Dataset items
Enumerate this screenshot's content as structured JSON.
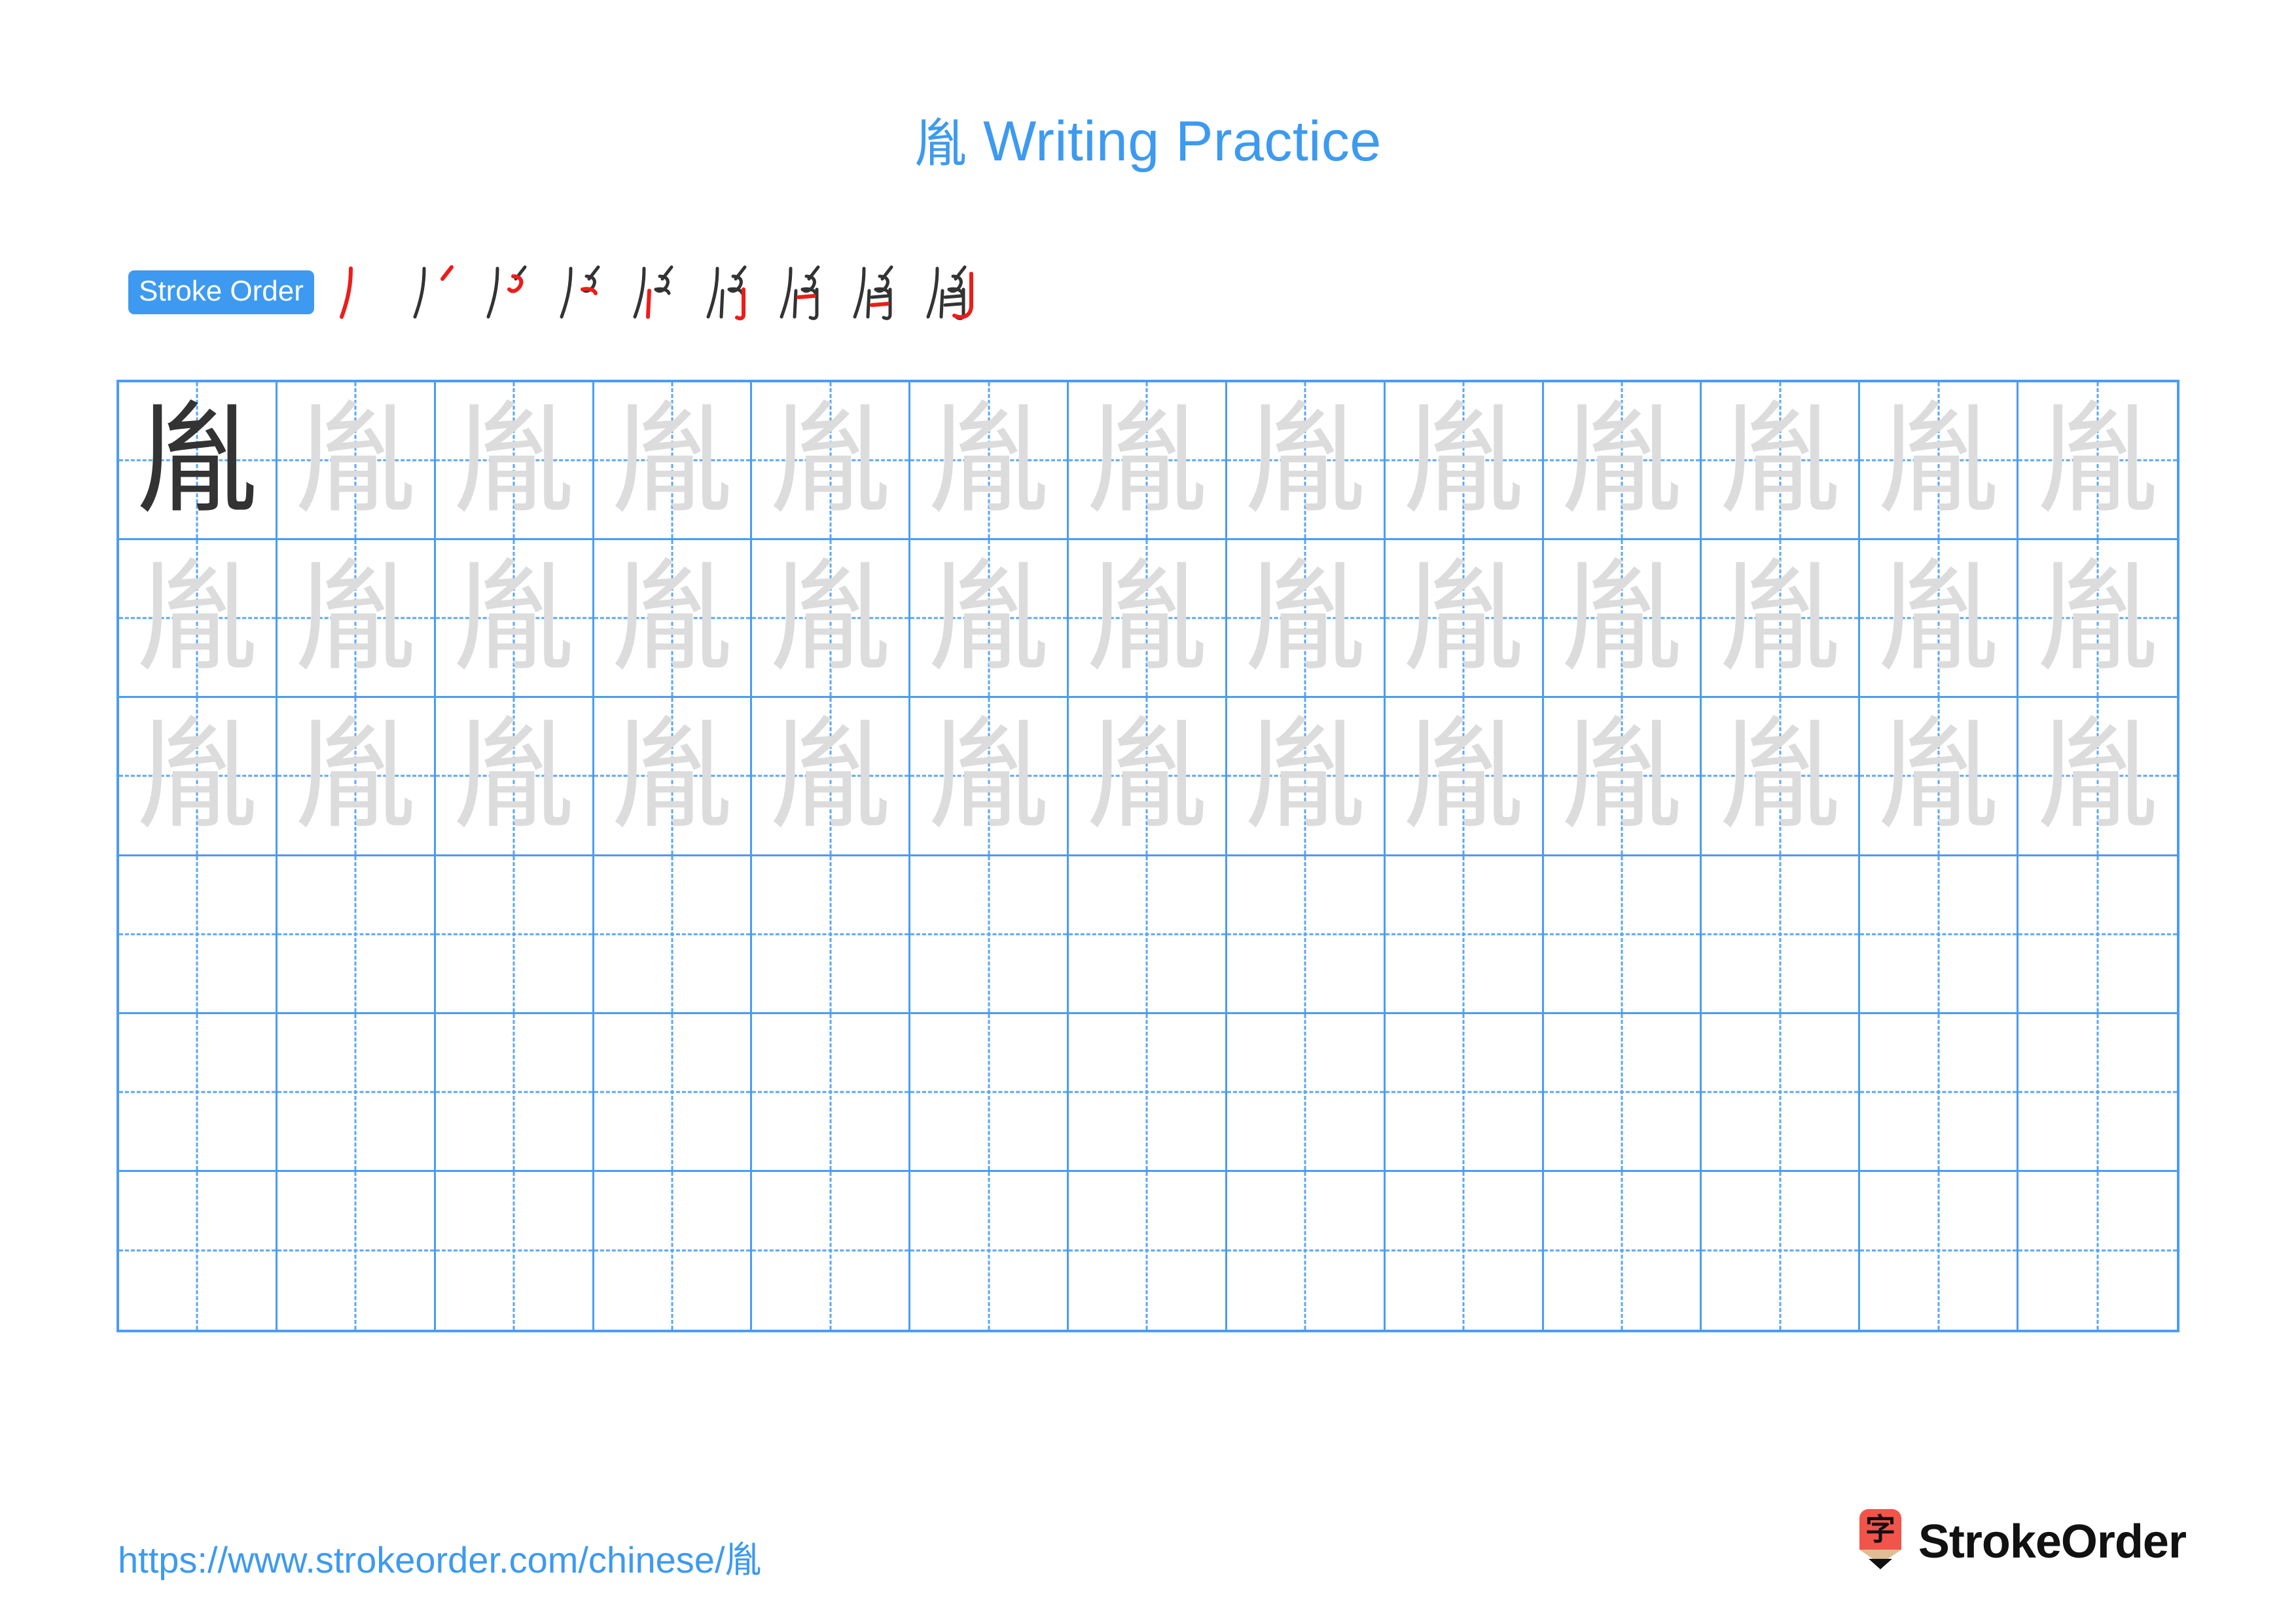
{
  "character": "胤",
  "title": {
    "character": "胤",
    "suffix": " Writing Practice",
    "full": "胤 Writing Practice",
    "color": "#3d9af0"
  },
  "stroke_order": {
    "badge_label": "Stroke Order",
    "badge_bg": "#3d9af0",
    "badge_text_color": "#ffffff",
    "existing_stroke_color": "#333333",
    "new_stroke_color": "#ee1c19",
    "total_strokes": 9,
    "steps": [
      {
        "step": 1,
        "strokes_shown": 1,
        "new_stroke": "丿"
      },
      {
        "step": 2,
        "strokes_shown": 2,
        "new_stroke": "丶"
      },
      {
        "step": 3,
        "strokes_shown": 3,
        "new_stroke": "㇀"
      },
      {
        "step": 4,
        "strokes_shown": 4,
        "new_stroke": "乚"
      },
      {
        "step": 5,
        "strokes_shown": 5,
        "new_stroke": "丨"
      },
      {
        "step": 6,
        "strokes_shown": 6,
        "new_stroke": "𠃌"
      },
      {
        "step": 7,
        "strokes_shown": 7,
        "new_stroke": "一"
      },
      {
        "step": 8,
        "strokes_shown": 8,
        "new_stroke": "一"
      },
      {
        "step": 9,
        "strokes_shown": 9,
        "new_stroke": "乚"
      }
    ]
  },
  "practice_grid": {
    "columns": 13,
    "rows": 6,
    "line_color": "#4a9cf5",
    "guide_color": "#5aa6f7",
    "dark_char_color": "#333333",
    "trace_char_color": "#dcdcdc",
    "cells": [
      [
        "dark",
        "trace",
        "trace",
        "trace",
        "trace",
        "trace",
        "trace",
        "trace",
        "trace",
        "trace",
        "trace",
        "trace",
        "trace"
      ],
      [
        "trace",
        "trace",
        "trace",
        "trace",
        "trace",
        "trace",
        "trace",
        "trace",
        "trace",
        "trace",
        "trace",
        "trace",
        "trace"
      ],
      [
        "trace",
        "trace",
        "trace",
        "trace",
        "trace",
        "trace",
        "trace",
        "trace",
        "trace",
        "trace",
        "trace",
        "trace",
        "trace"
      ],
      [
        "empty",
        "empty",
        "empty",
        "empty",
        "empty",
        "empty",
        "empty",
        "empty",
        "empty",
        "empty",
        "empty",
        "empty",
        "empty"
      ],
      [
        "empty",
        "empty",
        "empty",
        "empty",
        "empty",
        "empty",
        "empty",
        "empty",
        "empty",
        "empty",
        "empty",
        "empty",
        "empty"
      ],
      [
        "empty",
        "empty",
        "empty",
        "empty",
        "empty",
        "empty",
        "empty",
        "empty",
        "empty",
        "empty",
        "empty",
        "empty",
        "empty"
      ]
    ]
  },
  "footer": {
    "url_prefix": "https://www.strokeorder.com/chinese/",
    "url_character": "胤",
    "url_full": "https://www.strokeorder.com/chinese/胤",
    "url_color": "#3d9af0",
    "brand_name": "StrokeOrder",
    "logo_glyph": "字",
    "logo_body_color": "#f1544b",
    "logo_wood_color": "#e0bc94",
    "logo_tip_color": "#111111"
  }
}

== What the task requires ==
Collect the lines of the data that carry the word "chinese".

== Result for this task ==
    "url_prefix": "https://www.strokeorder.com/chinese/",
    "url_full": "https://www.strokeorder.com/chinese/胤",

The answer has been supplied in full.